Information supplied:

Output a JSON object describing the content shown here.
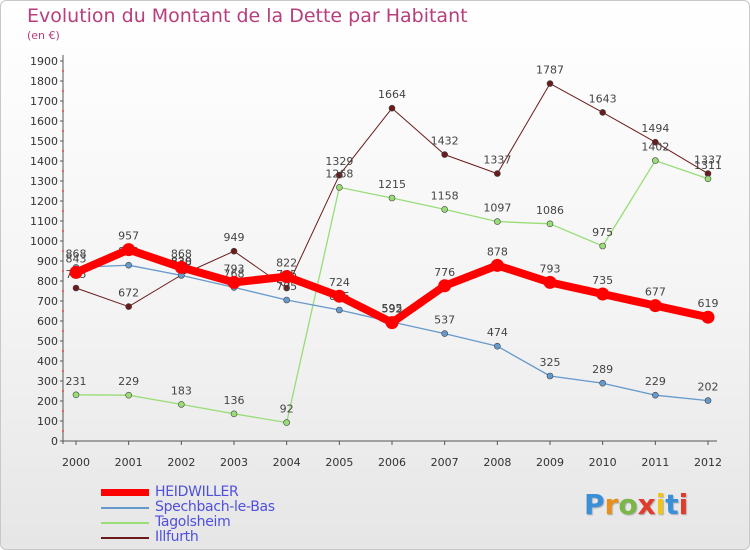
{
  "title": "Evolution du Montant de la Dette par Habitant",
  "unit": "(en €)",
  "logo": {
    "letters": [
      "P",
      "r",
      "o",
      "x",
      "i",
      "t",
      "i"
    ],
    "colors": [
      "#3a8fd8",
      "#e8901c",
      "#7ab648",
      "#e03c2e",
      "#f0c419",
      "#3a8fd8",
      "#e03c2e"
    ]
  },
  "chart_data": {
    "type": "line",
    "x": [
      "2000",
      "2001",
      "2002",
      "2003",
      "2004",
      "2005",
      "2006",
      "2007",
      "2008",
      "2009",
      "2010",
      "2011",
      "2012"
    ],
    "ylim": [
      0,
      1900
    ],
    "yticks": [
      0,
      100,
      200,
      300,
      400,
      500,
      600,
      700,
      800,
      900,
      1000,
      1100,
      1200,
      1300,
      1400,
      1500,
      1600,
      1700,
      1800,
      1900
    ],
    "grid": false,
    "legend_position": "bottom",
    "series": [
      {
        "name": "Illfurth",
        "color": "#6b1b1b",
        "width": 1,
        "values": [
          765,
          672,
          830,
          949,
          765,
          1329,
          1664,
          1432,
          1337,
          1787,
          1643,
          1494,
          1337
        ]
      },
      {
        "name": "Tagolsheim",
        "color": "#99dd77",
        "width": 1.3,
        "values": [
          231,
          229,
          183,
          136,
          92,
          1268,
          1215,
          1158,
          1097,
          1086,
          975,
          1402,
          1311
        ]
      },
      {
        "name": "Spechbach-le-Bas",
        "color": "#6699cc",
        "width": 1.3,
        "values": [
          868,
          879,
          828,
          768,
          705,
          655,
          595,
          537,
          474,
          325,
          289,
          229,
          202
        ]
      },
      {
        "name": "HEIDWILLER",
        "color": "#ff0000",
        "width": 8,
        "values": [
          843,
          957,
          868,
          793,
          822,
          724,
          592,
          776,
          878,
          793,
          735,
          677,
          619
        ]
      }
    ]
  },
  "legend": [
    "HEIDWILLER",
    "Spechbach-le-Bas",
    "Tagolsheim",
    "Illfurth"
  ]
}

Task to carry out:
Every record is to be reproduced exactly, with no pictures included.

Expected output:
Output a JSON object describing the content shown here.
{
  "title": "Evolution du Montant de la Dette par Habitant",
  "unit": "(en €)",
  "logo": {
    "letters": [
      "P",
      "r",
      "o",
      "x",
      "i",
      "t",
      "i"
    ],
    "colors": [
      "#3a8fd8",
      "#e8901c",
      "#7ab648",
      "#e03c2e",
      "#f0c419",
      "#3a8fd8",
      "#e03c2e"
    ]
  },
  "chart_data": {
    "type": "line",
    "x": [
      "2000",
      "2001",
      "2002",
      "2003",
      "2004",
      "2005",
      "2006",
      "2007",
      "2008",
      "2009",
      "2010",
      "2011",
      "2012"
    ],
    "ylim": [
      0,
      1900
    ],
    "yticks": [
      0,
      100,
      200,
      300,
      400,
      500,
      600,
      700,
      800,
      900,
      1000,
      1100,
      1200,
      1300,
      1400,
      1500,
      1600,
      1700,
      1800,
      1900
    ],
    "grid": false,
    "legend_position": "bottom",
    "series": [
      {
        "name": "Illfurth",
        "color": "#6b1b1b",
        "width": 1,
        "values": [
          765,
          672,
          830,
          949,
          765,
          1329,
          1664,
          1432,
          1337,
          1787,
          1643,
          1494,
          1337
        ]
      },
      {
        "name": "Tagolsheim",
        "color": "#99dd77",
        "width": 1.3,
        "values": [
          231,
          229,
          183,
          136,
          92,
          1268,
          1215,
          1158,
          1097,
          1086,
          975,
          1402,
          1311
        ]
      },
      {
        "name": "Spechbach-le-Bas",
        "color": "#6699cc",
        "width": 1.3,
        "values": [
          868,
          879,
          828,
          768,
          705,
          655,
          595,
          537,
          474,
          325,
          289,
          229,
          202
        ]
      },
      {
        "name": "HEIDWILLER",
        "color": "#ff0000",
        "width": 8,
        "values": [
          843,
          957,
          868,
          793,
          822,
          724,
          592,
          776,
          878,
          793,
          735,
          677,
          619
        ]
      }
    ]
  },
  "legend": [
    "HEIDWILLER",
    "Spechbach-le-Bas",
    "Tagolsheim",
    "Illfurth"
  ]
}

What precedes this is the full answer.